Extracted records:
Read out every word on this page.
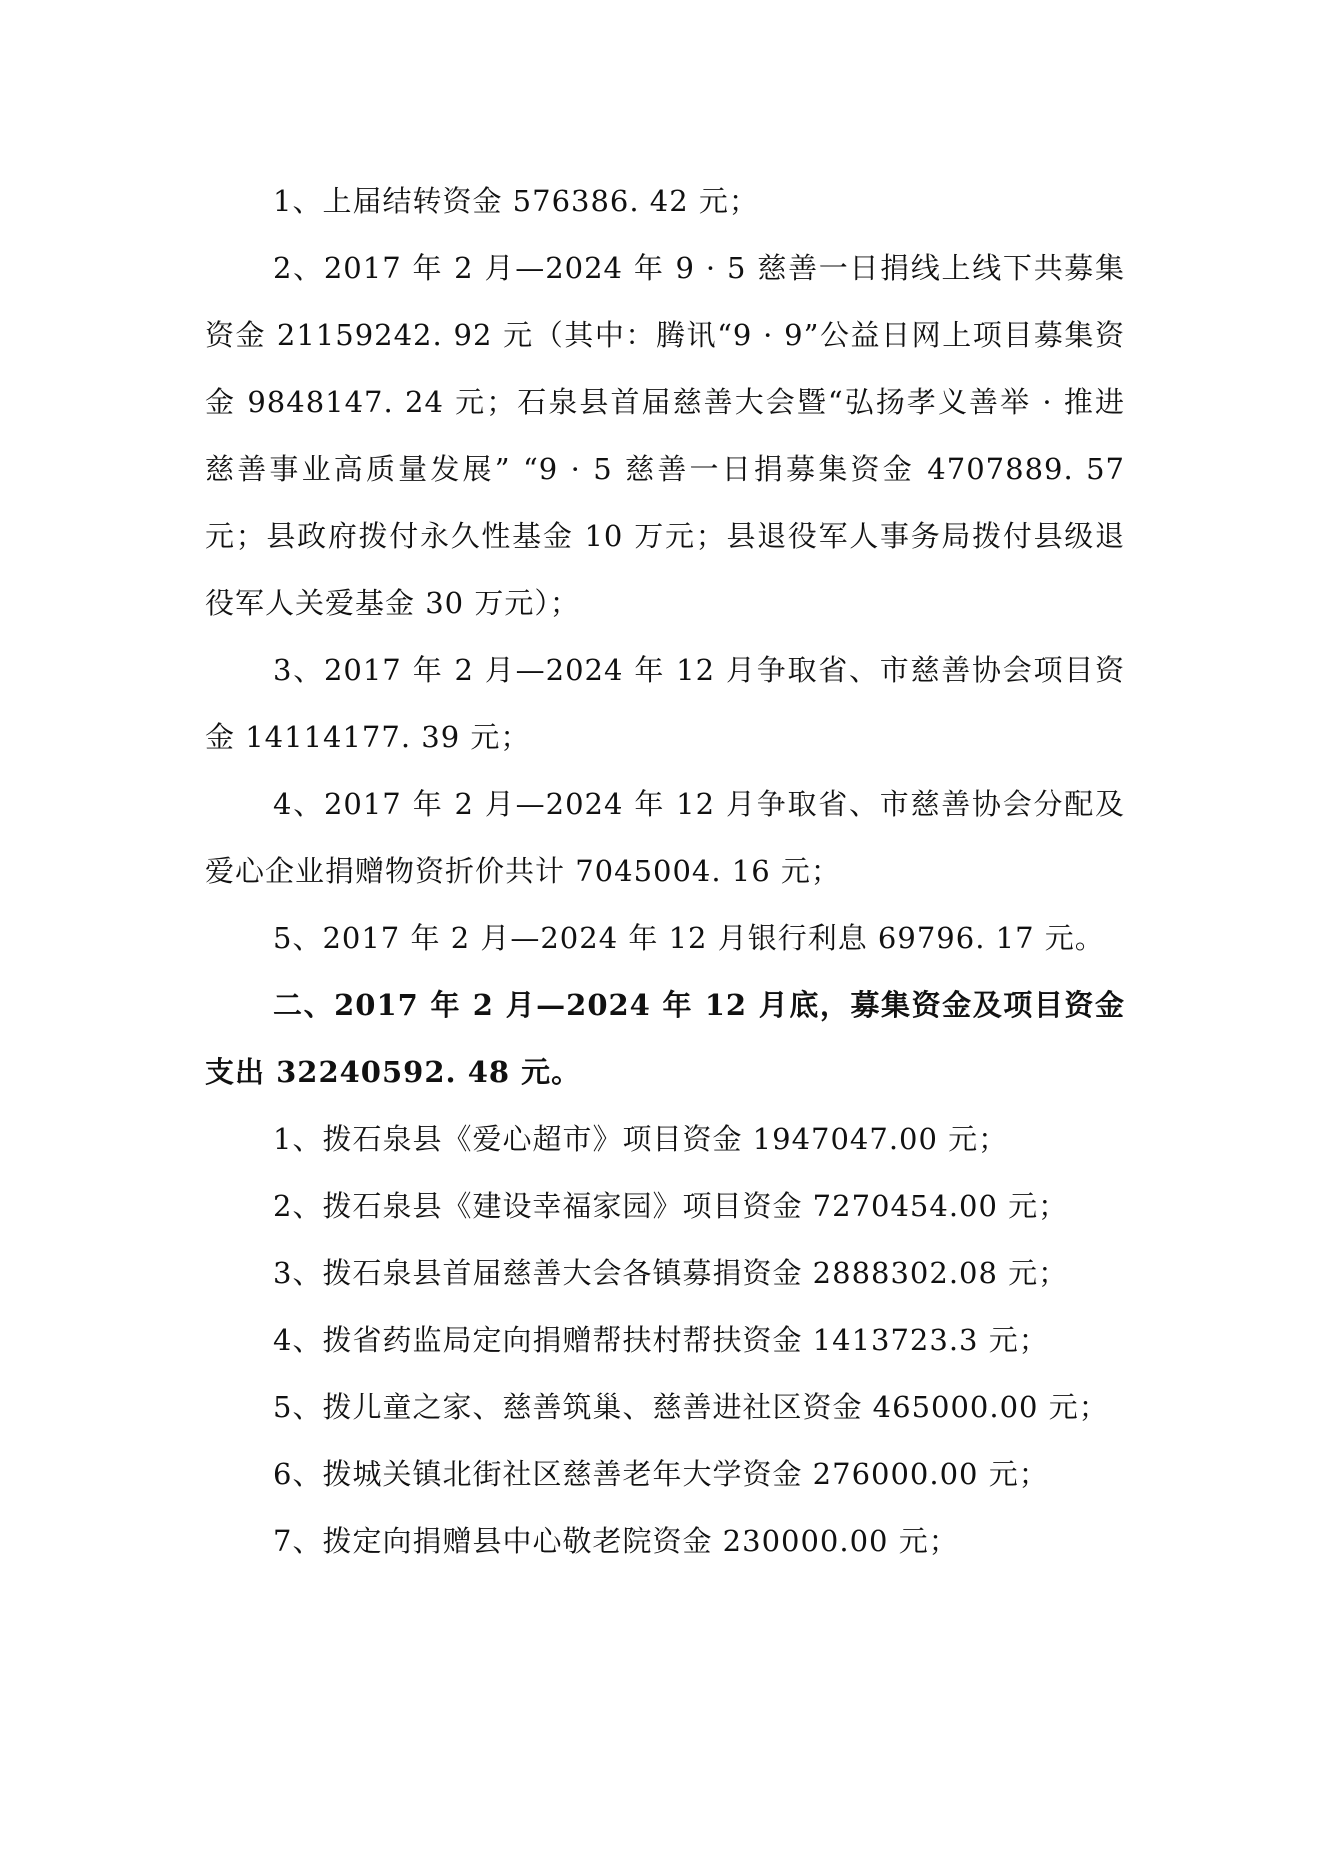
1、上届结转资金 576386. 42 元；

2、2017 年 2 月—2024 年 9 · 5 慈善一日捐线上线下共募集资金 21159242. 92 元（其中：腾讯“9 · 9”公益日网上项目募集资金 9848147. 24 元；石泉县首届慈善大会暨“弘扬孝义善举 · 推进慈善事业高质量发展” “9 · 5 慈善一日捐募集资金 4707889. 57 元；县政府拨付永久性基金 10 万元；县退役军人事务局拨付县级退役军人关爱基金 30 万元）；

3、2017 年 2 月—2024 年 12 月争取省、市慈善协会项目资金 14114177. 39 元；

4、2017 年 2 月—2024 年 12 月争取省、市慈善协会分配及爱心企业捐赠物资折价共计 7045004. 16 元；

5、2017 年 2 月—2024 年 12 月银行利息 69796. 17 元。

二、2017 年 2 月—2024 年 12 月底，募集资金及项目资金支出 32240592. 48 元。

1、拨石泉县《爱心超市》项目资金 1947047.00 元；

2、拨石泉县《建设幸福家园》项目资金 7270454.00 元；

3、拨石泉县首届慈善大会各镇募捐资金 2888302.08 元；

4、拨省药监局定向捐赠帮扶村帮扶资金 1413723.3 元；

5、拨儿童之家、慈善筑巢、慈善进社区资金 465000.00 元；

6、拨城关镇北街社区慈善老年大学资金 276000.00 元；

7、拨定向捐赠县中心敬老院资金 230000.00 元；
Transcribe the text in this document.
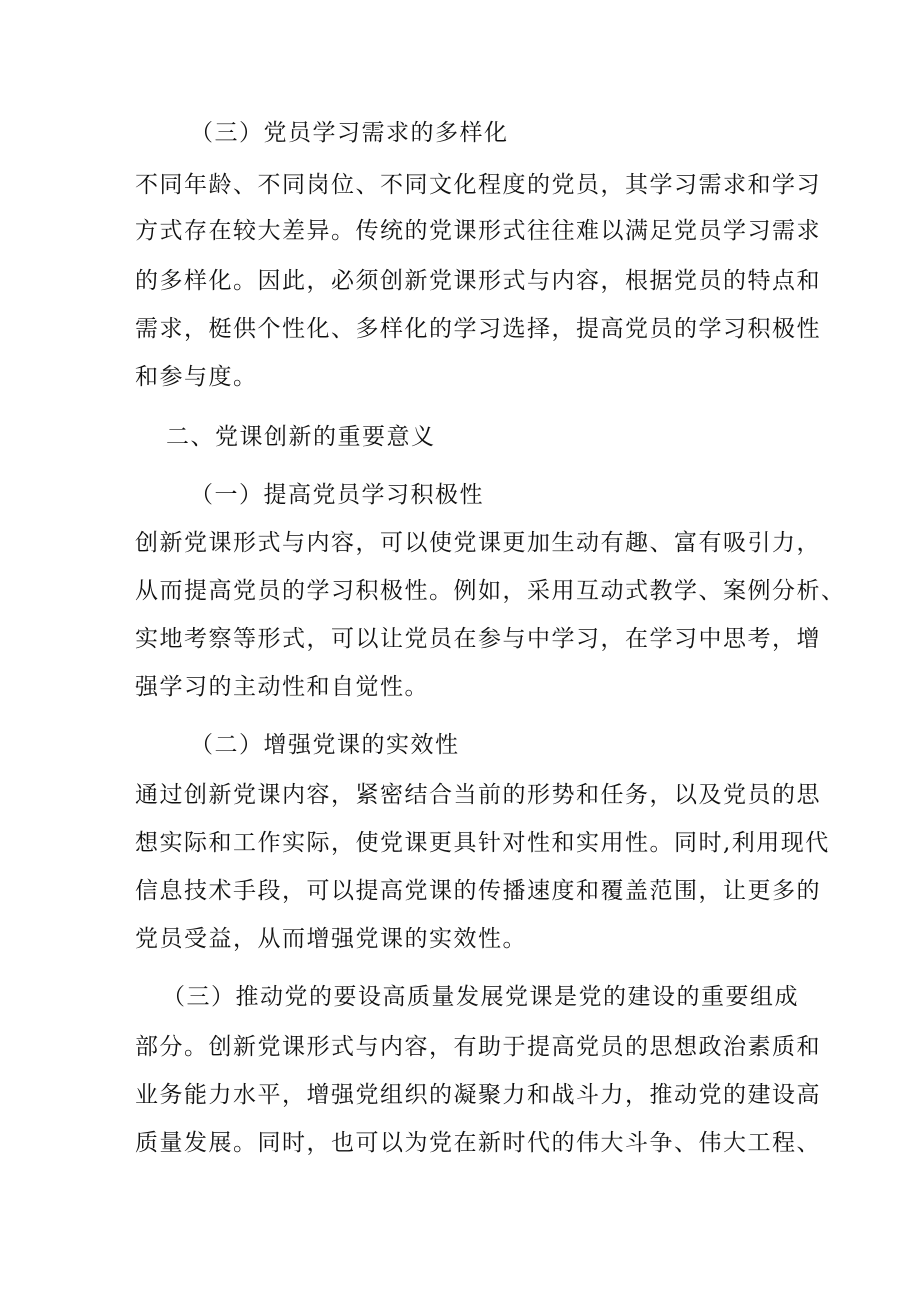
（三）党员学习需求的多样化
不同年龄、不同岗位、不同文化程度的党员，其学习需求和学习
方式存在较大差异。传统的党课形式往往难以满足党员学习需求
的多样化。因此，必须创新党课形式与内容，根据党员的特点和
需求，梃供个性化、多样化的学习选择，提高党员的学习积极性
和参与度。
二、党课创新的重要意义
（一）提高党员学习积极性
创新党课形式与内容，可以使党课更加生动有趣、富有吸引力，
从而提高党员的学习积极性。例如，采用互动式教学、案例分析、
实地考察等形式，可以让党员在参与中学习，在学习中思考，增
强学习的主动性和自觉性。
（二）增强党课的实效性
通过创新党课内容，紧密结合当前的形势和任务，以及党员的思
想实际和工作实际，使党课更具针对性和实用性。同时,利用现代
信息技术手段，可以提高党课的传播速度和覆盖范围，让更多的
党员受益，从而增强党课的实效性。
（三）推动党的要设高质量发展党课是党的建设的重要组成
部分。创新党课形式与内容，有助于提高党员的思想政治素质和
业务能力水平，增强党组织的凝聚力和战斗力，推动党的建设高
质量发展。同时，也可以为党在新时代的伟大斗争、伟大工程、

Problem to work on: Omit the pictures and please write out exactly the lines between the one containing "Transcribe the text in this document." and the last line of the entries, both included.

Result of the task:
Transcribe the text in this document.
（三）党员学习需求的多样化
不同年龄、不同岗位、不同文化程度的党员，其学习需求和学习
方式存在较大差异。传统的党课形式往往难以满足党员学习需求
的多样化。因此，必须创新党课形式与内容，根据党员的特点和
需求，梃供个性化、多样化的学习选择，提高党员的学习积极性
和参与度。
二、党课创新的重要意义
（一）提高党员学习积极性
创新党课形式与内容，可以使党课更加生动有趣、富有吸引力，
从而提高党员的学习积极性。例如，采用互动式教学、案例分析、
实地考察等形式，可以让党员在参与中学习，在学习中思考，增
强学习的主动性和自觉性。
（二）增强党课的实效性
通过创新党课内容，紧密结合当前的形势和任务，以及党员的思
想实际和工作实际，使党课更具针对性和实用性。同时,利用现代
信息技术手段，可以提高党课的传播速度和覆盖范围，让更多的
党员受益，从而增强党课的实效性。
（三）推动党的要设高质量发展党课是党的建设的重要组成
部分。创新党课形式与内容，有助于提高党员的思想政治素质和
业务能力水平，增强党组织的凝聚力和战斗力，推动党的建设高
质量发展。同时，也可以为党在新时代的伟大斗争、伟大工程、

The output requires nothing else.